Set problem
In the copy, keep every record exact and leave out all images.

— Start of Listed records —

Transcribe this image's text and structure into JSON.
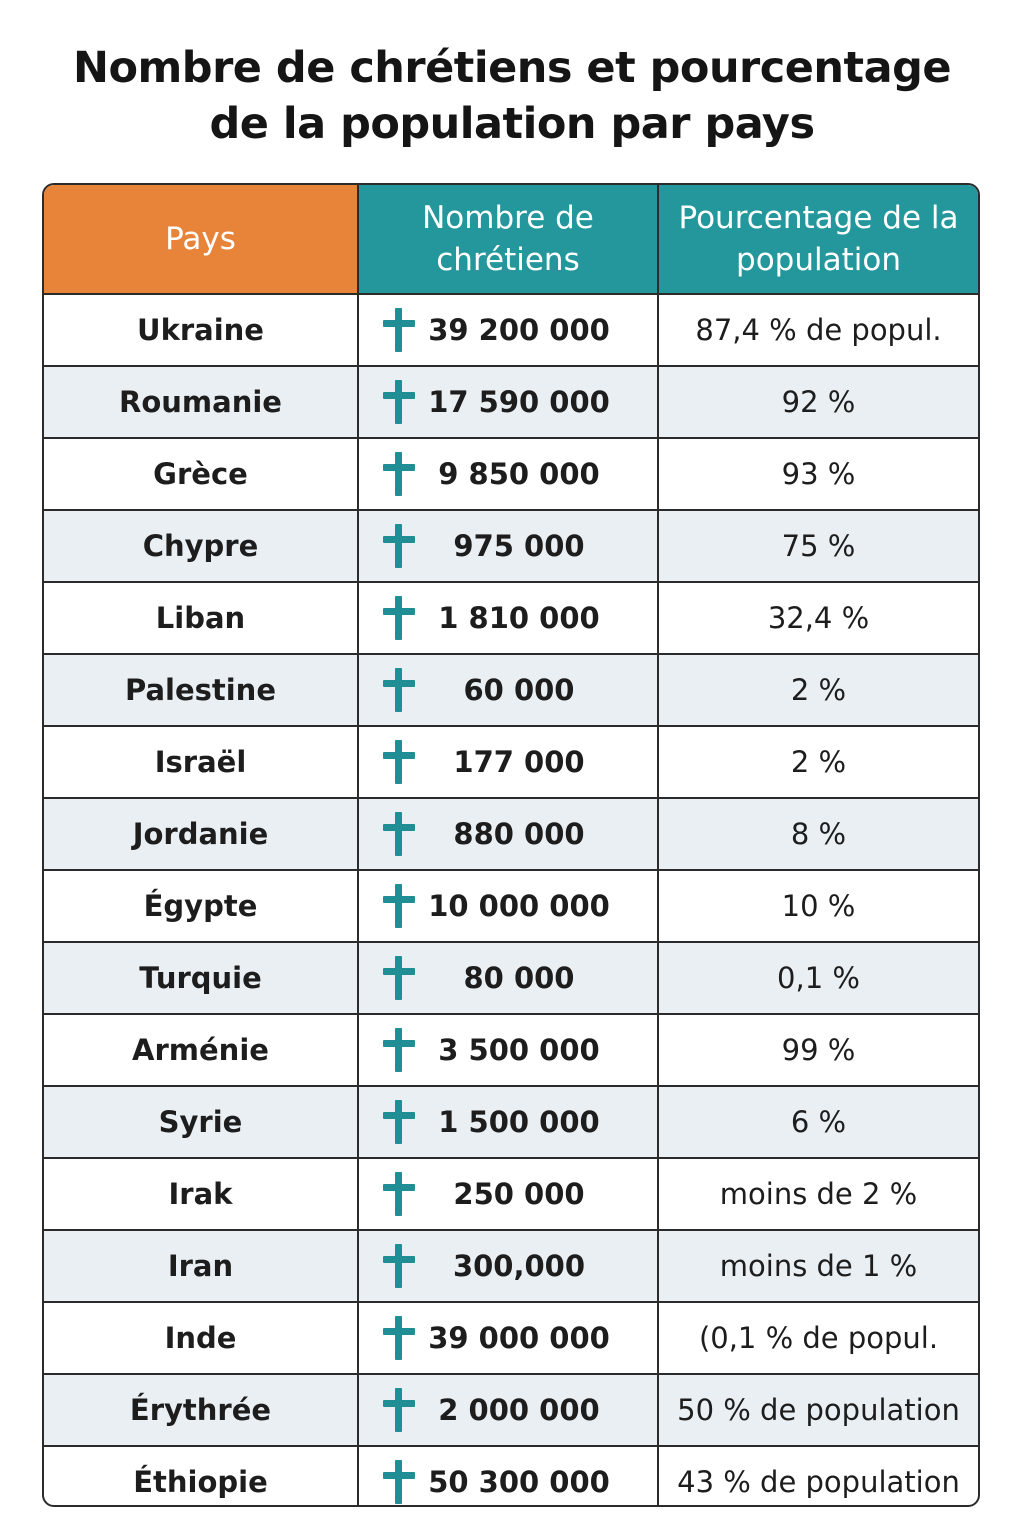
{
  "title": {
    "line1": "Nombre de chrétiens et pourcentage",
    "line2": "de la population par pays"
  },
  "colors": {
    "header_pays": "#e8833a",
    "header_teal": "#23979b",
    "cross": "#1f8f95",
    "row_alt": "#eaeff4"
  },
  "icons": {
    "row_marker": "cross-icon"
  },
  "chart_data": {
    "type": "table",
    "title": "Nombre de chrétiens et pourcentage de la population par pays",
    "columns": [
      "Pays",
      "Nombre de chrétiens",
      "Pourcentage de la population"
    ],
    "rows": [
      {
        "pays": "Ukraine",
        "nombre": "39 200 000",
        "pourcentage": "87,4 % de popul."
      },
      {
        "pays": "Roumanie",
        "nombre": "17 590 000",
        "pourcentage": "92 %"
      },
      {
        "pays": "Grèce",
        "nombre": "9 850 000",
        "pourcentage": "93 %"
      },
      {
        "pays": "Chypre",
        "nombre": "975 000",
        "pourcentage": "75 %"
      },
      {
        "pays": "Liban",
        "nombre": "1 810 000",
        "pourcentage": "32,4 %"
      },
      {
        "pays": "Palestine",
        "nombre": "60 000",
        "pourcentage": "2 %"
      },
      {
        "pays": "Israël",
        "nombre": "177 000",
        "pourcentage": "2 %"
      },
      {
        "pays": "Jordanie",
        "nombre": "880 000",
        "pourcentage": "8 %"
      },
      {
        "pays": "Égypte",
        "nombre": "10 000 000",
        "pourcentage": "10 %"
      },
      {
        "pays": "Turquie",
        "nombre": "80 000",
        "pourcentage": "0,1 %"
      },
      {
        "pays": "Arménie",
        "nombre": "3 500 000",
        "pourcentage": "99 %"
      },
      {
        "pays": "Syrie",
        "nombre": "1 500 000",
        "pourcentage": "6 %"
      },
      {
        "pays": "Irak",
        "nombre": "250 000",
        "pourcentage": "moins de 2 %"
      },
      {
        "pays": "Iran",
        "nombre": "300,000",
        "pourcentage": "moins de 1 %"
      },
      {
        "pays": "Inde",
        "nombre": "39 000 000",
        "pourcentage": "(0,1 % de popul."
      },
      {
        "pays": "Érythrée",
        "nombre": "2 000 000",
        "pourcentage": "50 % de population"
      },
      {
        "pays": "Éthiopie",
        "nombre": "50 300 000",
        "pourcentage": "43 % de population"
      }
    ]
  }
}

— End of Listed records —

Expected answer
Transcribe this image's text and structure into JSON.
{
  "title": {
    "line1": "Nombre de chrétiens et pourcentage",
    "line2": "de la population par pays"
  },
  "colors": {
    "header_pays": "#e8833a",
    "header_teal": "#23979b",
    "cross": "#1f8f95",
    "row_alt": "#eaeff4"
  },
  "icons": {
    "row_marker": "cross-icon"
  },
  "chart_data": {
    "type": "table",
    "title": "Nombre de chrétiens et pourcentage de la population par pays",
    "columns": [
      "Pays",
      "Nombre de chrétiens",
      "Pourcentage de la population"
    ],
    "rows": [
      {
        "pays": "Ukraine",
        "nombre": "39 200 000",
        "pourcentage": "87,4 % de popul."
      },
      {
        "pays": "Roumanie",
        "nombre": "17 590 000",
        "pourcentage": "92 %"
      },
      {
        "pays": "Grèce",
        "nombre": "9 850 000",
        "pourcentage": "93 %"
      },
      {
        "pays": "Chypre",
        "nombre": "975 000",
        "pourcentage": "75 %"
      },
      {
        "pays": "Liban",
        "nombre": "1 810 000",
        "pourcentage": "32,4 %"
      },
      {
        "pays": "Palestine",
        "nombre": "60 000",
        "pourcentage": "2 %"
      },
      {
        "pays": "Israël",
        "nombre": "177 000",
        "pourcentage": "2 %"
      },
      {
        "pays": "Jordanie",
        "nombre": "880 000",
        "pourcentage": "8 %"
      },
      {
        "pays": "Égypte",
        "nombre": "10 000 000",
        "pourcentage": "10 %"
      },
      {
        "pays": "Turquie",
        "nombre": "80 000",
        "pourcentage": "0,1 %"
      },
      {
        "pays": "Arménie",
        "nombre": "3 500 000",
        "pourcentage": "99 %"
      },
      {
        "pays": "Syrie",
        "nombre": "1 500 000",
        "pourcentage": "6 %"
      },
      {
        "pays": "Irak",
        "nombre": "250 000",
        "pourcentage": "moins de 2 %"
      },
      {
        "pays": "Iran",
        "nombre": "300,000",
        "pourcentage": "moins de 1 %"
      },
      {
        "pays": "Inde",
        "nombre": "39 000 000",
        "pourcentage": "(0,1 % de popul."
      },
      {
        "pays": "Érythrée",
        "nombre": "2 000 000",
        "pourcentage": "50 % de population"
      },
      {
        "pays": "Éthiopie",
        "nombre": "50 300 000",
        "pourcentage": "43 % de population"
      }
    ]
  }
}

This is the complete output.